### The exercise
Give the number of lines in the listing below that include the word "title", with nothing more.

Dataset records:
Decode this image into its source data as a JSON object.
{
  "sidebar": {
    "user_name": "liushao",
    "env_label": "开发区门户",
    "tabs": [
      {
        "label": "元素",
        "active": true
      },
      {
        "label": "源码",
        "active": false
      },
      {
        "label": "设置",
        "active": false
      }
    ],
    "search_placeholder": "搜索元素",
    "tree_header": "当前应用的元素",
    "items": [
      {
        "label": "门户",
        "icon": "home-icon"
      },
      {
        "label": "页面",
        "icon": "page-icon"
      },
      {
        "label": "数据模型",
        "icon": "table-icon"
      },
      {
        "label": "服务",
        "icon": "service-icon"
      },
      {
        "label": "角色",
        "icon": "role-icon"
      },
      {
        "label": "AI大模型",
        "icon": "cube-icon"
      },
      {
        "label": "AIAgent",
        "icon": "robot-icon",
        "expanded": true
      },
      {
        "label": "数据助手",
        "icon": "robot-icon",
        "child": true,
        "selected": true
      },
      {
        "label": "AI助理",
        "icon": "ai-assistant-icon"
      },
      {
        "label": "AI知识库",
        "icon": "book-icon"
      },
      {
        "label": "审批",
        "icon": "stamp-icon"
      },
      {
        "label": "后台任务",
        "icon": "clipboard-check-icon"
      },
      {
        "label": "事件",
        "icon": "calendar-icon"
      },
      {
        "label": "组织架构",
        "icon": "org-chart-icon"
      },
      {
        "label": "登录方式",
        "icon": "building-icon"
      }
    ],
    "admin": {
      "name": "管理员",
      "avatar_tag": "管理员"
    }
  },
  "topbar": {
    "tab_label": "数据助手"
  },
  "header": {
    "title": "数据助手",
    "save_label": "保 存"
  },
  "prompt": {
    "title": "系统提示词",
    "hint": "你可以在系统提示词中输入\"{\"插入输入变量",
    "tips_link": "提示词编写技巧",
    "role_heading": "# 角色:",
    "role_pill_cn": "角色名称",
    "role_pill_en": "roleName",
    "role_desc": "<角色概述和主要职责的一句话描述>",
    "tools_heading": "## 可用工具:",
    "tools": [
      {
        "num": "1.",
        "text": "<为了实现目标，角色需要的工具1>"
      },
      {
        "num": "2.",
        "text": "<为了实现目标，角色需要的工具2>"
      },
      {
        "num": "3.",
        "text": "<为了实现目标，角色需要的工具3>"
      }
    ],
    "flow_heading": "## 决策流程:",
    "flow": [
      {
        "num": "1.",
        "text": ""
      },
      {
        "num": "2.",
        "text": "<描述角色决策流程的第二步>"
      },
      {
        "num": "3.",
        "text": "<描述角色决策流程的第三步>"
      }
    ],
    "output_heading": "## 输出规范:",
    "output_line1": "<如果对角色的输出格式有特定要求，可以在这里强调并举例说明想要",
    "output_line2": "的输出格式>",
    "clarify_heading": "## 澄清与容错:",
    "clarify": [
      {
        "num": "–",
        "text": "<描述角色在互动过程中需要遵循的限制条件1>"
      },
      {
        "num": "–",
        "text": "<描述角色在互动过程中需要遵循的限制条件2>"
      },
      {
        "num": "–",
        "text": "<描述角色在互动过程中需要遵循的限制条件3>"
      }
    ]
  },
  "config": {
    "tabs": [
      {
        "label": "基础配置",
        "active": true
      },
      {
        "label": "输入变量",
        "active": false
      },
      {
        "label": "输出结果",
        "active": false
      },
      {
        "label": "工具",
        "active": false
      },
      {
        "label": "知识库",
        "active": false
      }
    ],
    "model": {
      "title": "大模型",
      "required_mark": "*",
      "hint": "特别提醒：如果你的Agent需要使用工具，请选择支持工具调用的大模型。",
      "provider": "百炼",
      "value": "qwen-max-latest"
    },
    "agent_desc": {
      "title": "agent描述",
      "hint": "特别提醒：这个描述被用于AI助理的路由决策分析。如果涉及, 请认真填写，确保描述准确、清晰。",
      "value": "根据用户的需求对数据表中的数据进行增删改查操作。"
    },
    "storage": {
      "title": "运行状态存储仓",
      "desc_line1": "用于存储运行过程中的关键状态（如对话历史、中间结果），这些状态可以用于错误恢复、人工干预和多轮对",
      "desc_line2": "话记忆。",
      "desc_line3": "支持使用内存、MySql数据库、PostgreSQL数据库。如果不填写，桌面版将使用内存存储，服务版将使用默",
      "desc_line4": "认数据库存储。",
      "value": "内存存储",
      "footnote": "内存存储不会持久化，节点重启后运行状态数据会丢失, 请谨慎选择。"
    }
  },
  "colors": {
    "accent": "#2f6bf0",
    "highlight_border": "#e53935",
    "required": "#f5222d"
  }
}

### Answer to this task
5